I don’t think this is a semantic quibble. A kid who is quiet but not particularly reverent who is thanked for their so-called ‘reverence’ will develop a very strange idea as to what it means to be reverent.

Please: just thank the kids for being quiet or ask them to be quiet.

47 comments for “Pet Peeve #146

  1. Amen, Julie. I just finished (and highly recommend) _Reverence: Renewing a Forgotten Virtue_, by Paul Woodruff (a professor at UT Austin, no less). I’ll be posting a review . . . . sometime . . .

  2. Comments such as this seem a bit misplaced. I think there is such a thing as collective reverence which can be observed in groups of children, Aaronic Priesthood holders, young women, and adults. Deeming collective worship as reverence, even in children, is much more than “being quiet.”

    Such observations are, in my opinion, warranted.

    In short, I agree that reverence and quiet are not synonyms.

  3. Reverance and quiet are not synonyms, of course, but quiet is an appropriate start for small children. If we can teach them to be quiet, it increases the likelihood that an understanding of reverence will begin to grow.

    We don’t learn concepts such as reverence all at once. We don’t just ask kids to be quiet. We then also say prayers, give little talks and sing songs. It’s okay.

  4. Julie, these are kids…in primary…and instructors…in primary…who probably have full plates at home and at church. You are right that you have no idea what is in their head, but I can tell you what I am thinking right now about what is in your head. If you have 146 pet peeves, you need more fibre in your diet.

__________________________________________________

**Problem set**
1. Rewrite the paragraph of the reverence discussion that begins "I don’t think this is a semantic quibble" in a shorter form that keeps its main facts.
2. In the reverence discussion, the third comment calls quiet an appropriate start for small children. Using only the reason the comment gives, explain why in one to three sentences.
3. Write the next part of the discussion about thanking children for reverence, starting after its final sentence.
You will not need the data that follows to complete any of the work here.

**Box annotation data**
__________________________________________________

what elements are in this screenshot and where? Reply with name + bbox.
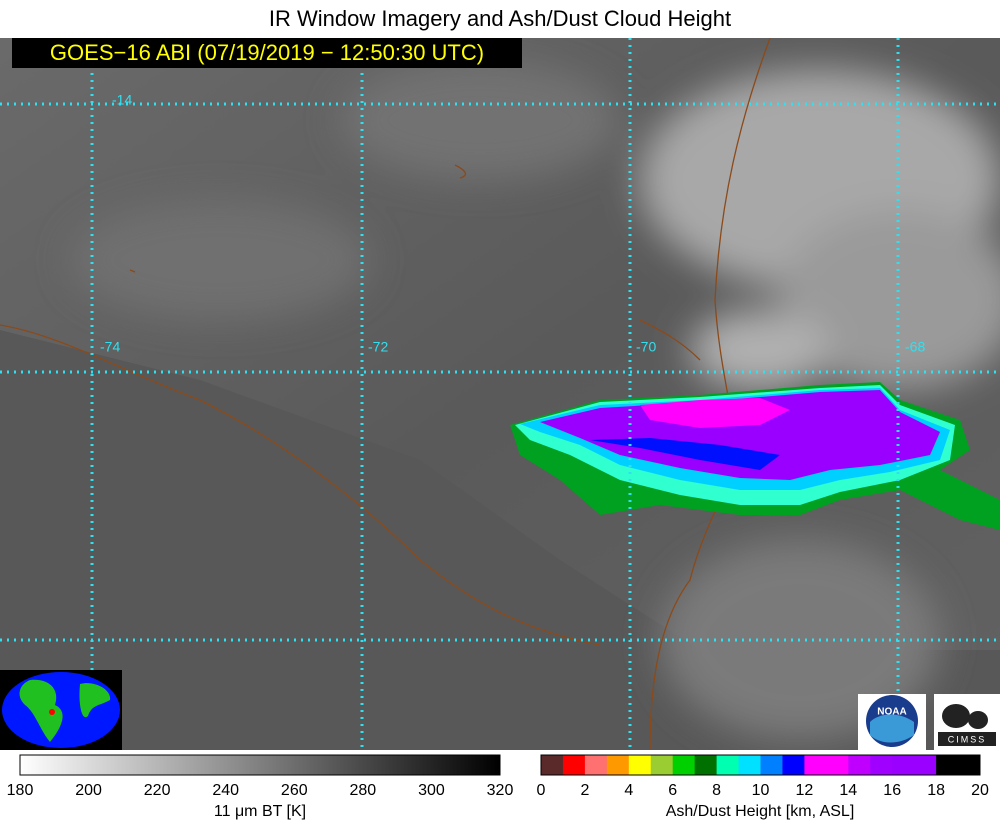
colorbar-tick-label: 18: [927, 782, 945, 799]
colorbar-tick-label: 6: [668, 782, 677, 799]
colorbar-tick-label: 280: [350, 782, 377, 799]
colorbar-segment: [848, 755, 871, 775]
longitude-label: -70: [636, 339, 656, 355]
grid-labels: -14 -74 -72 -70 -68: [100, 92, 925, 355]
colorbar-tick-label: 200: [75, 782, 102, 799]
colorbar-tick-label: 2: [580, 782, 589, 799]
colorbar-tick-label: 4: [624, 782, 633, 799]
ocean: [0, 330, 1000, 750]
colorbar-label: Ash/Dust Height [km, ASL]: [666, 803, 855, 820]
colorbar-segment: [694, 755, 718, 775]
colorbar-segment: [716, 755, 740, 775]
noaa-logo: NOAA: [858, 694, 926, 750]
colorbar-tick-label: 0: [537, 782, 546, 799]
colorbar-segment: [606, 755, 630, 775]
colorbar-tick-label: 14: [839, 782, 857, 799]
longitude-label: -68: [905, 339, 925, 355]
colorbar-frame: [540, 754, 981, 776]
longitude-label: -72: [368, 339, 388, 355]
colorbar-tick-label: 16: [883, 782, 901, 799]
colorbars: 180 200 220 240 260 280 300 320 11 μm BT [K] 0 2 4 6…: [7, 754, 989, 820]
colorbar-segment: [826, 755, 849, 775]
colorbar-tick-label: 180: [7, 782, 34, 799]
subtitle-box: [12, 38, 522, 68]
colorbar-tick-label: 300: [418, 782, 445, 799]
coastline: [0, 324, 601, 646]
colorbar-segment: [650, 755, 674, 775]
colorbar-tick-label: 240: [212, 782, 239, 799]
colorbar-segment: [628, 755, 652, 775]
colorbar-tick-label: 20: [971, 782, 989, 799]
logo-label: CIMSS: [948, 734, 987, 744]
colorbar-tick-label: 260: [281, 782, 308, 799]
colorbar-segment: [958, 755, 981, 775]
colorbar-tick-label: 220: [144, 782, 171, 799]
colorbar-segment: [738, 755, 761, 775]
grid: [0, 38, 1000, 750]
map: -14 -74 -72 -70 -68: [0, 38, 1000, 750]
colorbar-tick-label: 12: [796, 782, 814, 799]
colorbar-segment: [562, 755, 586, 775]
colorbar-segment: [870, 755, 893, 775]
colorbar-segment: [936, 755, 959, 775]
colorbar-segment: [541, 755, 564, 775]
lake-outline: [129, 164, 701, 361]
colorbar-segment: [892, 755, 915, 775]
logo-label: NOAA: [877, 707, 906, 718]
colorbar-tick-label: 320: [487, 782, 514, 799]
colorbar-segment: [804, 755, 827, 775]
globe-inset: [0, 670, 122, 750]
latitude-label: -14: [112, 92, 132, 108]
colorbar-segment: [760, 755, 783, 775]
colorbar-tick-label: 10: [752, 782, 770, 799]
cimss-logo: CIMSS: [934, 694, 1000, 750]
longitude-label: -74: [100, 339, 120, 355]
colorbar-label: 11 μm BT [K]: [214, 803, 306, 820]
colorbar-tick-label: 8: [712, 782, 721, 799]
colorbar: [19, 754, 501, 776]
colorbar-segment: [782, 755, 805, 775]
colorbar-segment: [914, 755, 937, 775]
subtitle: GOES−16 ABI (07/19/2019 − 12:50:30 UTC): [50, 40, 484, 65]
title: IR Window Imagery and Ash/Dust Cloud Hei…: [269, 6, 731, 31]
ash-plume: [510, 382, 1000, 530]
colorbar-segment: [584, 755, 608, 775]
colorbar-segment: [672, 755, 696, 775]
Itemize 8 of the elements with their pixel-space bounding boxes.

__________________________________________________

**Outputs**
1. The distinction matters: thanking a quiet but not especially reverent child for "reverence" will give that child a strange idea of what reverence means.

2. Teaching small children to be quiet increases the likelihood that an understanding of reverence will begin to grow. The comment adds that concepts such as reverence are not learned all at once.

3.
  5. The title is written incorrectly. It should read petty peeve #146

    Give the primary leaders a little bit of a break. They have their hands full.

  6. “Quiet” in the context of Primary isn’t just an absence of noise. It’s a minimum of wiggling and playing with plastic dinosaurs; it’s folded arms and readiness for singing or prayer or whatever. You can have quiet without reverence in an objective sense, but can you really divorce reverence from quiet in a Primary setting?

    Now if you were distinguishing between adult reverence during the passing of the Sacrament versus dozing with head down and eyes closed once the tray has passed, I’m with you!

  7. #4- Except that Julie is one of those Primary leaders.

    I appreciate it when Primary attempts to teach my children that there is a difference between being reverent and quiet. I don’t necessarily expect the leaders or teachers to successfully make my boys be reverent, but I want my boys to know they’re not the same things. I recall far too many times in teenaged Sunday School classes when we knew that quiet was all that was required, and certainly not reverence. There is a big difference, and Primary children can start learning it.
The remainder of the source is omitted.